_Given task_
All of the records below should be output exactly.

_Data_

* * * *

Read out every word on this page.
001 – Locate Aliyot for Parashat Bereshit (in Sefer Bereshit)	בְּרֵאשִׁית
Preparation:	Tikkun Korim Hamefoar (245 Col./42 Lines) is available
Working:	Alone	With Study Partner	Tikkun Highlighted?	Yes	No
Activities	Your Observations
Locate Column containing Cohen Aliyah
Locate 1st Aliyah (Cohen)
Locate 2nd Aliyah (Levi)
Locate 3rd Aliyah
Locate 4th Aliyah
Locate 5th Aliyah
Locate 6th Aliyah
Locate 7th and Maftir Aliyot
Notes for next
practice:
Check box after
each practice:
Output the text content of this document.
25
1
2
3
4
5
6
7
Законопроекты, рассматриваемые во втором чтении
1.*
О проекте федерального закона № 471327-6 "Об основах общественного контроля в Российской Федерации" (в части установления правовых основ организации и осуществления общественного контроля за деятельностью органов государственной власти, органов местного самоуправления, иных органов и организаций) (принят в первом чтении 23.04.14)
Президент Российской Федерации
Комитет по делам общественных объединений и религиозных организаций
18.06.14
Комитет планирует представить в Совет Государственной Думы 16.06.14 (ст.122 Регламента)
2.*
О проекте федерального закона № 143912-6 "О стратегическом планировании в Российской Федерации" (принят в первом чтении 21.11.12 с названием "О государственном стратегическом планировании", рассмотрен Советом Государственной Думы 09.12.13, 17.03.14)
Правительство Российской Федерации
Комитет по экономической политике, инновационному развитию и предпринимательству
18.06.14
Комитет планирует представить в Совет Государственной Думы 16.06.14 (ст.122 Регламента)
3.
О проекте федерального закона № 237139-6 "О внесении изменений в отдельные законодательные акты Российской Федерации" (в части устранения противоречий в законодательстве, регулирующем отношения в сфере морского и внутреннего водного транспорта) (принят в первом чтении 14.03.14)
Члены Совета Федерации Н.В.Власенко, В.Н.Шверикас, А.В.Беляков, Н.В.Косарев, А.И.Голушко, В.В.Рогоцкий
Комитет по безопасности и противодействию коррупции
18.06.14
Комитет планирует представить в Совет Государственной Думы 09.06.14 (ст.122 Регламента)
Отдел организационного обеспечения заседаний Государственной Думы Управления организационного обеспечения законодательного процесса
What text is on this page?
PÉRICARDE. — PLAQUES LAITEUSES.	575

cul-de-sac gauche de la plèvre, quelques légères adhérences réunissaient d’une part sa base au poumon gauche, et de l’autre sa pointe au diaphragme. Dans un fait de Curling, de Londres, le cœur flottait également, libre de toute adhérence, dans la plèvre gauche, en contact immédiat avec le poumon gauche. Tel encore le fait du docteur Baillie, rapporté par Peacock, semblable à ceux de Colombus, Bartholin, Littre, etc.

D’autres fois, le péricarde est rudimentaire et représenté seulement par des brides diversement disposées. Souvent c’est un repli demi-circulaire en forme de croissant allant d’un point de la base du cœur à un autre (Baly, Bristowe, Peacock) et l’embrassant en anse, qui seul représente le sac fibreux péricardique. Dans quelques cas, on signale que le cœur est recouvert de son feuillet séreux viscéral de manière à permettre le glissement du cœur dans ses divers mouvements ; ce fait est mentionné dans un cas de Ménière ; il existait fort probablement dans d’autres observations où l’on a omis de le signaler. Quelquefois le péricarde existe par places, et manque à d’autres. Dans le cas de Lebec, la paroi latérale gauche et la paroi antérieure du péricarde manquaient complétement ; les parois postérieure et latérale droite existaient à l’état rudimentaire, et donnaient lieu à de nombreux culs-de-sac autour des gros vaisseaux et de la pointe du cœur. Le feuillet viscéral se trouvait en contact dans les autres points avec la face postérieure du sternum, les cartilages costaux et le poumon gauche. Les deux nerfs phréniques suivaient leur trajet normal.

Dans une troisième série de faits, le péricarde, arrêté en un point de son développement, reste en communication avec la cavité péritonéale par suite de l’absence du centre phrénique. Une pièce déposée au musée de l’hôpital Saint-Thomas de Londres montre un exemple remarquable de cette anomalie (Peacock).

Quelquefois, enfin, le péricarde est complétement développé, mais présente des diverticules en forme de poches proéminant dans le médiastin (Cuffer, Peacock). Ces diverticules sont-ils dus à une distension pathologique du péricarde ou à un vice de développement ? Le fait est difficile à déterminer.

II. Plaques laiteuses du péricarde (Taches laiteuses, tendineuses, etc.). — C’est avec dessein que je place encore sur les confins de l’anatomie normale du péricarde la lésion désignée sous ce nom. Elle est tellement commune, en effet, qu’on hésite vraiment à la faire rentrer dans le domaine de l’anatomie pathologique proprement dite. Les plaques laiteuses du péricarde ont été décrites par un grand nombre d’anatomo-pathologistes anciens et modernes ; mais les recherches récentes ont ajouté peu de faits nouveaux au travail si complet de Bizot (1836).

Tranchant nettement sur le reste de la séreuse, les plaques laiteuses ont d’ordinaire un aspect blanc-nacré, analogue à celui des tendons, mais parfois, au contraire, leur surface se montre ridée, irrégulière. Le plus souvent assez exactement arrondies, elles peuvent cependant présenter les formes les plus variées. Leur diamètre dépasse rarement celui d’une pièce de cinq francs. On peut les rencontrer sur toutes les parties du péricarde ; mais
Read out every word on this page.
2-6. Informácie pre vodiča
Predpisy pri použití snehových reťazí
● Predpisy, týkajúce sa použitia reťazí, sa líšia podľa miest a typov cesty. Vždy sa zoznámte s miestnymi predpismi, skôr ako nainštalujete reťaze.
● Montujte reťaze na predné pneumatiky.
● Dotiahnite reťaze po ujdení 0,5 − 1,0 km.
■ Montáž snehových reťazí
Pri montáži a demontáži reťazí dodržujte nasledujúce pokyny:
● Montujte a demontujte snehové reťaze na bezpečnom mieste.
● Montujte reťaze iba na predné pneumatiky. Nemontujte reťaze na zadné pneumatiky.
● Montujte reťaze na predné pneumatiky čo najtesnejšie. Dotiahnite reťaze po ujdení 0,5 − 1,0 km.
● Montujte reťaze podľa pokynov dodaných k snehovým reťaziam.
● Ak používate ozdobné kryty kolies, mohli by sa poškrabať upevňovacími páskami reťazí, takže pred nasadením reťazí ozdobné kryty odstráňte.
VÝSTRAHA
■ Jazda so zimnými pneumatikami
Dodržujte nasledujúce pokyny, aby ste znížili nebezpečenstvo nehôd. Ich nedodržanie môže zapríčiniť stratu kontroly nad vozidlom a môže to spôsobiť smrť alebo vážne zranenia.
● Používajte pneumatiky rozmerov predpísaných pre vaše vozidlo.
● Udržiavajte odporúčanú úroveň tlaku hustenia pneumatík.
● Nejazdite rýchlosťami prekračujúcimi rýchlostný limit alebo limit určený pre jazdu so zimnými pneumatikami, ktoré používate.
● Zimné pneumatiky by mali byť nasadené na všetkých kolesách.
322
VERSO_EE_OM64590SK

* * * *

_Answer to the exercise_
Read out every word on this page.
001 – Locate Aliyot for Parashat Bereshit (in Sefer Bereshit)	בְּרֵאשִׁית
Preparation:	Tikkun Korim Hamefoar (245 Col./42 Lines) is available
Working:	Alone	With Study Partner	Tikkun Highlighted?	Yes	No
Activities	Your Observations
Locate Column containing Cohen Aliyah
Locate 1st Aliyah (Cohen)
Locate 2nd Aliyah (Levi)
Locate 3rd Aliyah
Locate 4th Aliyah
Locate 5th Aliyah
Locate 6th Aliyah
Locate 7th and Maftir Aliyot
Notes for next
practice:
Check box after
each practice:
Output the text content of this document.
25
1
2
3
4
5
6
7
Законопроекты, рассматриваемые во втором чтении
1.*
О проекте федерального закона № 471327-6 "Об основах общественного контроля в Российской Федерации" (в части установления правовых основ организации и осуществления общественного контроля за деятельностью органов государственной власти, органов местного самоуправления, иных органов и организаций) (принят в первом чтении 23.04.14)
Президент Российской Федерации
Комитет по делам общественных объединений и религиозных организаций
18.06.14
Комитет планирует представить в Совет Государственной Думы 16.06.14 (ст.122 Регламента)
2.*
О проекте федерального закона № 143912-6 "О стратегическом планировании в Российской Федерации" (принят в первом чтении 21.11.12 с названием "О государственном стратегическом планировании", рассмотрен Советом Государственной Думы 09.12.13, 17.03.14)
Правительство Российской Федерации
Комитет по экономической политике, инновационному развитию и предпринимательству
18.06.14
Комитет планирует представить в Совет Государственной Думы 16.06.14 (ст.122 Регламента)
3.
О проекте федерального закона № 237139-6 "О внесении изменений в отдельные законодательные акты Российской Федерации" (в части устранения противоречий в законодательстве, регулирующем отношения в сфере морского и внутреннего водного транспорта) (принят в первом чтении 14.03.14)
Члены Совета Федерации Н.В.Власенко, В.Н.Шверикас, А.В.Беляков, Н.В.Косарев, А.И.Голушко, В.В.Рогоцкий
Комитет по безопасности и противодействию коррупции
18.06.14
Комитет планирует представить в Совет Государственной Думы 09.06.14 (ст.122 Регламента)
Отдел организационного обеспечения заседаний Государственной Думы Управления организационного обеспечения законодательного процесса
What text is on this page?
PÉRICARDE. — PLAQUES LAITEUSES.	575

cul-de-sac gauche de la plèvre, quelques légères adhérences réunissaient d’une part sa base au poumon gauche, et de l’autre sa pointe au diaphragme. Dans un fait de Curling, de Londres, le cœur flottait également, libre de toute adhérence, dans la plèvre gauche, en contact immédiat avec le poumon gauche. Tel encore le fait du docteur Baillie, rapporté par Peacock, semblable à ceux de Colombus, Bartholin, Littre, etc.

D’autres fois, le péricarde est rudimentaire et représenté seulement par des brides diversement disposées. Souvent c’est un repli demi-circulaire en forme de croissant allant d’un point de la base du cœur à un autre (Baly, Bristowe, Peacock) et l’embrassant en anse, qui seul représente le sac fibreux péricardique. Dans quelques cas, on signale que le cœur est recouvert de son feuillet séreux viscéral de manière à permettre le glissement du cœur dans ses divers mouvements ; ce fait est mentionné dans un cas de Ménière ; il existait fort probablement dans d’autres observations où l’on a omis de le signaler. Quelquefois le péricarde existe par places, et manque à d’autres. Dans le cas de Lebec, la paroi latérale gauche et la paroi antérieure du péricarde manquaient complétement ; les parois postérieure et latérale droite existaient à l’état rudimentaire, et donnaient lieu à de nombreux culs-de-sac autour des gros vaisseaux et de la pointe du cœur. Le feuillet viscéral se trouvait en contact dans les autres points avec la face postérieure du sternum, les cartilages costaux et le poumon gauche. Les deux nerfs phréniques suivaient leur trajet normal.

Dans une troisième série de faits, le péricarde, arrêté en un point de son développement, reste en communication avec la cavité péritonéale par suite de l’absence du centre phrénique. Une pièce déposée au musée de l’hôpital Saint-Thomas de Londres montre un exemple remarquable de cette anomalie (Peacock).

Quelquefois, enfin, le péricarde est complétement développé, mais présente des diverticules en forme de poches proéminant dans le médiastin (Cuffer, Peacock). Ces diverticules sont-ils dus à une distension pathologique du péricarde ou à un vice de développement ? Le fait est difficile à déterminer.

II. Plaques laiteuses du péricarde (Taches laiteuses, tendineuses, etc.). — C’est avec dessein que je place encore sur les confins de l’anatomie normale du péricarde la lésion désignée sous ce nom. Elle est tellement commune, en effet, qu’on hésite vraiment à la faire rentrer dans le domaine de l’anatomie pathologique proprement dite. Les plaques laiteuses du péricarde ont été décrites par un grand nombre d’anatomo-pathologistes anciens et modernes ; mais les recherches récentes ont ajouté peu de faits nouveaux au travail si complet de Bizot (1836).

Tranchant nettement sur le reste de la séreuse, les plaques laiteuses ont d’ordinaire un aspect blanc-nacré, analogue à celui des tendons, mais parfois, au contraire, leur surface se montre ridée, irrégulière. Le plus souvent assez exactement arrondies, elles peuvent cependant présenter les formes les plus variées. Leur diamètre dépasse rarement celui d’une pièce de cinq francs. On peut les rencontrer sur toutes les parties du péricarde ; mais
Read out every word on this page.
2-6. Informácie pre vodiča
Predpisy pri použití snehových reťazí
● Predpisy, týkajúce sa použitia reťazí, sa líšia podľa miest a typov cesty. Vždy sa zoznámte s miestnymi predpismi, skôr ako nainštalujete reťaze.
● Montujte reťaze na predné pneumatiky.
● Dotiahnite reťaze po ujdení 0,5 − 1,0 km.
■ Montáž snehových reťazí
Pri montáži a demontáži reťazí dodržujte nasledujúce pokyny:
● Montujte a demontujte snehové reťaze na bezpečnom mieste.
● Montujte reťaze iba na predné pneumatiky. Nemontujte reťaze na zadné pneumatiky.
● Montujte reťaze na predné pneumatiky čo najtesnejšie. Dotiahnite reťaze po ujdení 0,5 − 1,0 km.
● Montujte reťaze podľa pokynov dodaných k snehovým reťaziam.
● Ak používate ozdobné kryty kolies, mohli by sa poškrabať upevňovacími páskami reťazí, takže pred nasadením reťazí ozdobné kryty odstráňte.
VÝSTRAHA
■ Jazda so zimnými pneumatikami
Dodržujte nasledujúce pokyny, aby ste znížili nebezpečenstvo nehôd. Ich nedodržanie môže zapríčiniť stratu kontroly nad vozidlom a môže to spôsobiť smrť alebo vážne zranenia.
● Používajte pneumatiky rozmerov predpísaných pre vaše vozidlo.
● Udržiavajte odporúčanú úroveň tlaku hustenia pneumatík.
● Nejazdite rýchlosťami prekračujúcimi rýchlostný limit alebo limit určený pre jazdu so zimnými pneumatikami, ktoré používate.
● Zimné pneumatiky by mali byť nasadené na všetkých kolesách.
322
VERSO_EE_OM64590SK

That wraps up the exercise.